EXERCISE AIM: Report how many lines of the records below include the word "subtitle". Give nothing but the number.

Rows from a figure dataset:
....
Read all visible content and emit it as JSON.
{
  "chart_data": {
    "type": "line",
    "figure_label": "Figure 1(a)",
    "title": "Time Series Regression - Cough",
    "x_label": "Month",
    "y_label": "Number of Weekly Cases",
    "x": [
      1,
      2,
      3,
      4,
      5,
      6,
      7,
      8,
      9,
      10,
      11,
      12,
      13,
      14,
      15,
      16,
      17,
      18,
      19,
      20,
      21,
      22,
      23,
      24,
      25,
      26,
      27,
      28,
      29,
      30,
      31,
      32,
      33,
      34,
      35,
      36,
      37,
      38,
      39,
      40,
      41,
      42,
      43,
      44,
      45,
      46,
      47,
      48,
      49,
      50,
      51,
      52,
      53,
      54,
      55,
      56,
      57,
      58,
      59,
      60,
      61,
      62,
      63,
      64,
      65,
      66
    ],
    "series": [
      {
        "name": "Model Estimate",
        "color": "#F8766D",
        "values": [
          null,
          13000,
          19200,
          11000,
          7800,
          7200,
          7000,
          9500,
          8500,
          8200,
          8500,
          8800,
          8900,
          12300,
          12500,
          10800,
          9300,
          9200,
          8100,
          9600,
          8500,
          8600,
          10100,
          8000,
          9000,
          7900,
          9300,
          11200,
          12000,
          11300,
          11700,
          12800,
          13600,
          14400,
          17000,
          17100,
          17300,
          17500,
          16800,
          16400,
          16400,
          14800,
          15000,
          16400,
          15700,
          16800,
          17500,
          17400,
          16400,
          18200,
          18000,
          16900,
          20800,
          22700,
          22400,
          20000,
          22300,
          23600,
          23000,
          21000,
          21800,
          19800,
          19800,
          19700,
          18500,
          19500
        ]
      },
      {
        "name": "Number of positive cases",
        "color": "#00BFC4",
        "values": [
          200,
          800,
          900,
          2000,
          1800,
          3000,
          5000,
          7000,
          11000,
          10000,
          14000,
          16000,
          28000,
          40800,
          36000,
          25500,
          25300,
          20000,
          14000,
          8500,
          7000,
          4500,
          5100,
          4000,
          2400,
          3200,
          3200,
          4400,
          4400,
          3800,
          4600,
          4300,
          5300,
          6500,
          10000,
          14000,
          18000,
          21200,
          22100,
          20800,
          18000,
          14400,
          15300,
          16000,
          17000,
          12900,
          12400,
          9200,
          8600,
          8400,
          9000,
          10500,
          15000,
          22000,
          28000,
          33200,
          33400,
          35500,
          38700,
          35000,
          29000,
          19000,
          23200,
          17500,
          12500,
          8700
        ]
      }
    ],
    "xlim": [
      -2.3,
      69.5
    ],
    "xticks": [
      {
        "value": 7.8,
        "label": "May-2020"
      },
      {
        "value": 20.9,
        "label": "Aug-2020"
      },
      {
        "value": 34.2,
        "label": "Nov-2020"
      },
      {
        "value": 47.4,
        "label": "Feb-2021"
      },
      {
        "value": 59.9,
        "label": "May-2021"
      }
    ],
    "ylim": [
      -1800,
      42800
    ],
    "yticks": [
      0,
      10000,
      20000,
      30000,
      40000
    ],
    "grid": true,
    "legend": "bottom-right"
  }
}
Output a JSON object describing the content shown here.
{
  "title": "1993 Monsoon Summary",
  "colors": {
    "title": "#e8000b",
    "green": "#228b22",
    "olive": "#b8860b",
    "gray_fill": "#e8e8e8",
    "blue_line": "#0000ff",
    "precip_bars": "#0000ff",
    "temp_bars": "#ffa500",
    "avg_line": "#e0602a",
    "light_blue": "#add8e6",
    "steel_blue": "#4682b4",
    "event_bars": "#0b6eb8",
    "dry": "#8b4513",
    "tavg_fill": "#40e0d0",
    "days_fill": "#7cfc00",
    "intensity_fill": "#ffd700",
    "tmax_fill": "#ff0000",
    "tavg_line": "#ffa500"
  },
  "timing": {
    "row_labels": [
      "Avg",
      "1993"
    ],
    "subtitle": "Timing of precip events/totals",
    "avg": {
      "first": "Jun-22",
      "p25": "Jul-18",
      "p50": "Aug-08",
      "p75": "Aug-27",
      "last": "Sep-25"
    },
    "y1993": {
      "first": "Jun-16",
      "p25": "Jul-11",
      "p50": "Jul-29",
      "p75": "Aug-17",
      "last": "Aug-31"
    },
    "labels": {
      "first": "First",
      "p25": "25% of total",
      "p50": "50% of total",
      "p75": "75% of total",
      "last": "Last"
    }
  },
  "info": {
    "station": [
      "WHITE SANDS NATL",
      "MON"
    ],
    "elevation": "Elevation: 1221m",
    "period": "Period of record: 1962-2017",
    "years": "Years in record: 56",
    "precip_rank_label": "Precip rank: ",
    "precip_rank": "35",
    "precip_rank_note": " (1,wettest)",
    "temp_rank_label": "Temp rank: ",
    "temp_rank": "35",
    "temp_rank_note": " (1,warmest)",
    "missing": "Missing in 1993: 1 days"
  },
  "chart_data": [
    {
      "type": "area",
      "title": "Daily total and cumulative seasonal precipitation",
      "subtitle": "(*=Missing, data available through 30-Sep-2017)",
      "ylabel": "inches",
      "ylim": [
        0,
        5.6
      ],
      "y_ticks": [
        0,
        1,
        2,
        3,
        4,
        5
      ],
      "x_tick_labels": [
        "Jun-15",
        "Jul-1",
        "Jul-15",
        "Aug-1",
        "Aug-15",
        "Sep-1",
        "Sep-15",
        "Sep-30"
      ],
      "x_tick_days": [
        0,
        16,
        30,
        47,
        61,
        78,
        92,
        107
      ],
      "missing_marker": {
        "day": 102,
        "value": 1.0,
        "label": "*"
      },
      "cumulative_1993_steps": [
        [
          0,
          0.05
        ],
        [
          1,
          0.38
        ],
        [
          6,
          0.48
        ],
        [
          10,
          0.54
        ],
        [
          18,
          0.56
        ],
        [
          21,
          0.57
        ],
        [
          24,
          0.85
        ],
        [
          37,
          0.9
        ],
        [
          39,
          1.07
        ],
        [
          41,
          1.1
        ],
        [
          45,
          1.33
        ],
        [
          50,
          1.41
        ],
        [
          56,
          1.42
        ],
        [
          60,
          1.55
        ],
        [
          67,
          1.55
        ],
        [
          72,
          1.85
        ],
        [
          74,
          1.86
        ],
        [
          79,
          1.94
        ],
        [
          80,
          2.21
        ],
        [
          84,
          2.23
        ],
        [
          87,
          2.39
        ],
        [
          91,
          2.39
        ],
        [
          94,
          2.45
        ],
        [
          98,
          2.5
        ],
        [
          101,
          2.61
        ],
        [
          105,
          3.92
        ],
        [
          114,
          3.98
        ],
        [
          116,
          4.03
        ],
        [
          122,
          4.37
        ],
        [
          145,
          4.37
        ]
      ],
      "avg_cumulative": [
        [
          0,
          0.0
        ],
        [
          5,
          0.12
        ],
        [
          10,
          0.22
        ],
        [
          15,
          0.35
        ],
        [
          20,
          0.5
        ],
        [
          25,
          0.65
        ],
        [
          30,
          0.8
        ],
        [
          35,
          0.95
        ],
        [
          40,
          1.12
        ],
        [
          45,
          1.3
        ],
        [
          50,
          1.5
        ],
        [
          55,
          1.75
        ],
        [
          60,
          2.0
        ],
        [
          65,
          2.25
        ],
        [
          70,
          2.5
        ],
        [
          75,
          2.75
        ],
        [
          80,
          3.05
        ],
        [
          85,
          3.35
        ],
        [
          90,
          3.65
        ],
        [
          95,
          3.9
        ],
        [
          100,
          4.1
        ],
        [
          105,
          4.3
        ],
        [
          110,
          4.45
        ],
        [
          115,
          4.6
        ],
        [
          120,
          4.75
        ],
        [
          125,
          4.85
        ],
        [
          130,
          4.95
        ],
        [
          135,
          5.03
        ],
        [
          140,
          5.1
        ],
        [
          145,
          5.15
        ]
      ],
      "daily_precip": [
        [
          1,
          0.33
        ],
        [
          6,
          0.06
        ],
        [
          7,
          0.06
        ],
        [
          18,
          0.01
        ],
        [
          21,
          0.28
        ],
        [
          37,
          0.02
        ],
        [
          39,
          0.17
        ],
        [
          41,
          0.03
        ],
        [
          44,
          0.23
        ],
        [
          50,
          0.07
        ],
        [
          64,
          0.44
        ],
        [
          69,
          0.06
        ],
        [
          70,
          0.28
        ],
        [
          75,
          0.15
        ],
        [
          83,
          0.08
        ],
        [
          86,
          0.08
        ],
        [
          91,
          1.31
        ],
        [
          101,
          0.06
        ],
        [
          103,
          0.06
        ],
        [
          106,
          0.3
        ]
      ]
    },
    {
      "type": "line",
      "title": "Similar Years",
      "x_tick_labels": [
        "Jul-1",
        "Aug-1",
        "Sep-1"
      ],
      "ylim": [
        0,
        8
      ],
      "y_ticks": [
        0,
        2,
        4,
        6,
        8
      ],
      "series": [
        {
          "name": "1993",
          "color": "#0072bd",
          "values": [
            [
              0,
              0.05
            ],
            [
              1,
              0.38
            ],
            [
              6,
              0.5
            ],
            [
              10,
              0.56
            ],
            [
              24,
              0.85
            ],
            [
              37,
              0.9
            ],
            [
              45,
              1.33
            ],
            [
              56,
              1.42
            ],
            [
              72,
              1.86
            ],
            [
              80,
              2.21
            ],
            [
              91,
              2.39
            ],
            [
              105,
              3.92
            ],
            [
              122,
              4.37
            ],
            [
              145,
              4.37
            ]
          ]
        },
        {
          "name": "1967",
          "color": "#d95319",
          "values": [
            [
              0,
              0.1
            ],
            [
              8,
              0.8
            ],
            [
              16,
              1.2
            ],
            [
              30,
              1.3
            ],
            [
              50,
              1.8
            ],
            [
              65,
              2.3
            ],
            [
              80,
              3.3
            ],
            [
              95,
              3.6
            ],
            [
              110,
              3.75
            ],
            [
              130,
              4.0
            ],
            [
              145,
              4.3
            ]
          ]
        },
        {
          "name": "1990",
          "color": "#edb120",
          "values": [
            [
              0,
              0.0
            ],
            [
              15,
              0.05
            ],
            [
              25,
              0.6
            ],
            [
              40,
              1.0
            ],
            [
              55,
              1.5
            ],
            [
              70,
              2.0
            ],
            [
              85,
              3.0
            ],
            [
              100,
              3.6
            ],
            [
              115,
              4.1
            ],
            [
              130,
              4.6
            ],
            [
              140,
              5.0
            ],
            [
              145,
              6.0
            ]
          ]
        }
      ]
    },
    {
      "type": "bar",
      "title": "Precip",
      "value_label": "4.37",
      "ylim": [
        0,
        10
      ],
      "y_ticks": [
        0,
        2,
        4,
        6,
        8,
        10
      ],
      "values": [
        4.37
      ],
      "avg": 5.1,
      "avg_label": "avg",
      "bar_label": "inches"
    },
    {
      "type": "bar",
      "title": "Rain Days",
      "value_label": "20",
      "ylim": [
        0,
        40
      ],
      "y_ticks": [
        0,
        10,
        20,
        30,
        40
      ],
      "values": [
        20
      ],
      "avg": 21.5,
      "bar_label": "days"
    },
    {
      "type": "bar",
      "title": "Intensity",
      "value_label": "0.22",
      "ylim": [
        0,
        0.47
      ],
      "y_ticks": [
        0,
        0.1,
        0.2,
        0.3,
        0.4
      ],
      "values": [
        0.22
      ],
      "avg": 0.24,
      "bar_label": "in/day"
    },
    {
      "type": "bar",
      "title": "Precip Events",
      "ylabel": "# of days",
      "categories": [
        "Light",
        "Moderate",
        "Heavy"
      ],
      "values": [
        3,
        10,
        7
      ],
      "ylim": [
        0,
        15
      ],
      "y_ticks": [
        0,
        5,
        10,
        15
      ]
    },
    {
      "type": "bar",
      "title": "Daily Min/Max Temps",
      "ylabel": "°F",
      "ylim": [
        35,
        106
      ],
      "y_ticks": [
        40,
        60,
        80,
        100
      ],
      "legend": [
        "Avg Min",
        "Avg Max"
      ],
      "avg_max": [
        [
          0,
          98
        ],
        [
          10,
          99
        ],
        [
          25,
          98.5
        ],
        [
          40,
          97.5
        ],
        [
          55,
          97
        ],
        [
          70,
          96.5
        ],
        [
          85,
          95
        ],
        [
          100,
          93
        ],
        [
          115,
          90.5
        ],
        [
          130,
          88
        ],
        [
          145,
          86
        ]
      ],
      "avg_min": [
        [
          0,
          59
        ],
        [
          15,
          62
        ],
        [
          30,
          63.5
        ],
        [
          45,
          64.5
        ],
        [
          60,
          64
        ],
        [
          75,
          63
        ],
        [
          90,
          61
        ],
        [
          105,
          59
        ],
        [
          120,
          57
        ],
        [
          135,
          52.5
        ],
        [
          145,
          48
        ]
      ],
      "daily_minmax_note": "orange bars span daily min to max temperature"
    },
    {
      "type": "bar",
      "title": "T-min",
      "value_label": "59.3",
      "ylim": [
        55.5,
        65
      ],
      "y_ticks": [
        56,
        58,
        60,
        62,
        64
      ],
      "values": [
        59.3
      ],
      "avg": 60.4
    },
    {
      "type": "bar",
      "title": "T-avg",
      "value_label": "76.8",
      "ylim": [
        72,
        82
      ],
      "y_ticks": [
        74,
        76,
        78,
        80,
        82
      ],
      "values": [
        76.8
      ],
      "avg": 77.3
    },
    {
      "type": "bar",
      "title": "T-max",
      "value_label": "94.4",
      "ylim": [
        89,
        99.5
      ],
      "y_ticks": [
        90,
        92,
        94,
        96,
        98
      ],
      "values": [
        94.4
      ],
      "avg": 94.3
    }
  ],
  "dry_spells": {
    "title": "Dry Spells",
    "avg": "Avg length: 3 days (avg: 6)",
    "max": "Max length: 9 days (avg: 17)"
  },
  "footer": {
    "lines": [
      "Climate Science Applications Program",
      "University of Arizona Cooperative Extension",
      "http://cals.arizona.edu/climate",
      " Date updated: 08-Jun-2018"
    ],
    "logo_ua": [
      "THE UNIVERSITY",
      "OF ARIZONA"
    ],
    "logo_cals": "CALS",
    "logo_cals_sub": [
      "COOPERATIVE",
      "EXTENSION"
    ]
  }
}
....
WRITTEN REPLY: 2